• Written instruction:
Faithfully return all lines, omitting every embedded picture.

━━━━━━━━

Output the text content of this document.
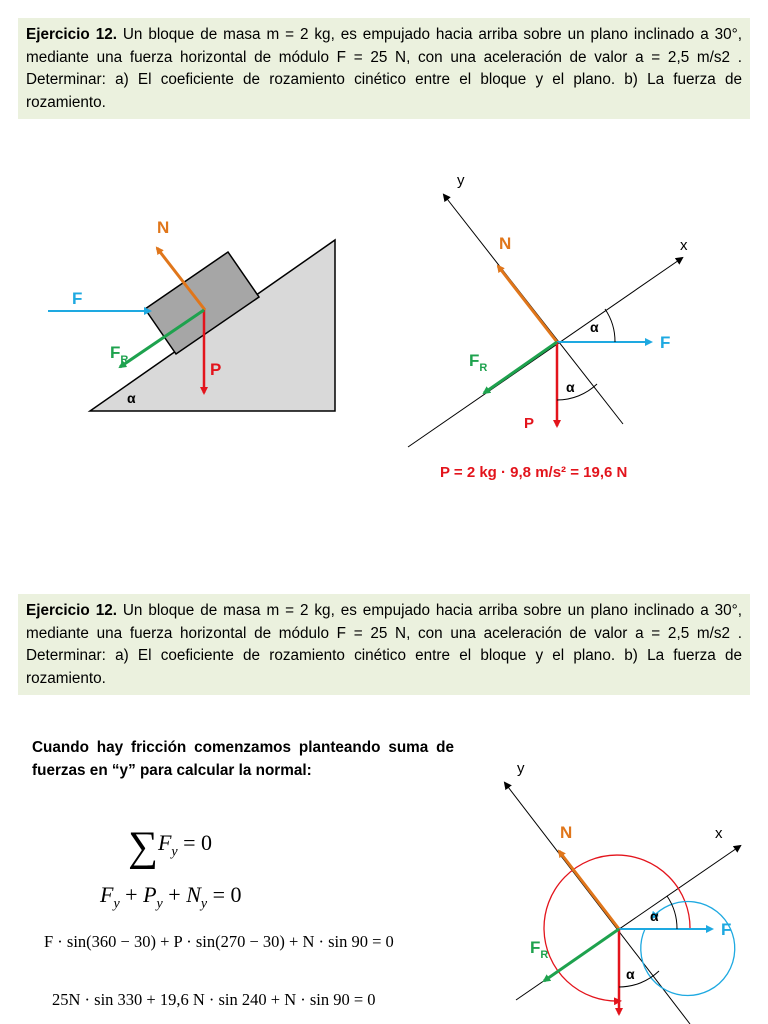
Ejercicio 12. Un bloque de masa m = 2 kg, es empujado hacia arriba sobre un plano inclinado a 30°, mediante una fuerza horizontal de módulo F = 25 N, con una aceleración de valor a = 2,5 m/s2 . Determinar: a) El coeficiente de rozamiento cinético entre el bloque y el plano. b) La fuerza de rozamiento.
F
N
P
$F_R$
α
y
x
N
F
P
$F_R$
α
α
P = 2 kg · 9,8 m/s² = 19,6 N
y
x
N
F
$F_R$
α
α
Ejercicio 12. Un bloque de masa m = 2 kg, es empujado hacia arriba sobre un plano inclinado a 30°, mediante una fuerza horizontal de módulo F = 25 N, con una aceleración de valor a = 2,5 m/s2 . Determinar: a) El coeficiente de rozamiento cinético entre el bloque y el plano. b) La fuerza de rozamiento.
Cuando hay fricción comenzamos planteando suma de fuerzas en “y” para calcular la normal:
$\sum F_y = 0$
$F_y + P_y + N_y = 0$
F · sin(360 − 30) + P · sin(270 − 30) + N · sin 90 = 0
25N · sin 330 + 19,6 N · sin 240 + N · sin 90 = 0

━━━━━━━━

• Answer to this task:
Output the text content of this document.
Ejercicio 12. Un bloque de masa m = 2 kg, es empujado hacia arriba sobre un plano inclinado a 30°, mediante una fuerza horizontal de módulo F = 25 N, con una aceleración de valor a = 2,5 m/s2 . Determinar: a) El coeficiente de rozamiento cinético entre el bloque y el plano. b) La fuerza de rozamiento.
F
N
P
$F_R$
α
y
x
N
F
P
$F_R$
α
α
P = 2 kg · 9,8 m/s² = 19,6 N
y
x
N
F
$F_R$
α
α
Ejercicio 12. Un bloque de masa m = 2 kg, es empujado hacia arriba sobre un plano inclinado a 30°, mediante una fuerza horizontal de módulo F = 25 N, con una aceleración de valor a = 2,5 m/s2 . Determinar: a) El coeficiente de rozamiento cinético entre el bloque y el plano. b) La fuerza de rozamiento.
Cuando hay fricción comenzamos planteando suma de fuerzas en “y” para calcular la normal:
$\sum F_y = 0$
$F_y + P_y + N_y = 0$
F · sin(360 − 30) + P · sin(270 − 30) + N · sin 90 = 0
25N · sin 330 + 19,6 N · sin 240 + N · sin 90 = 0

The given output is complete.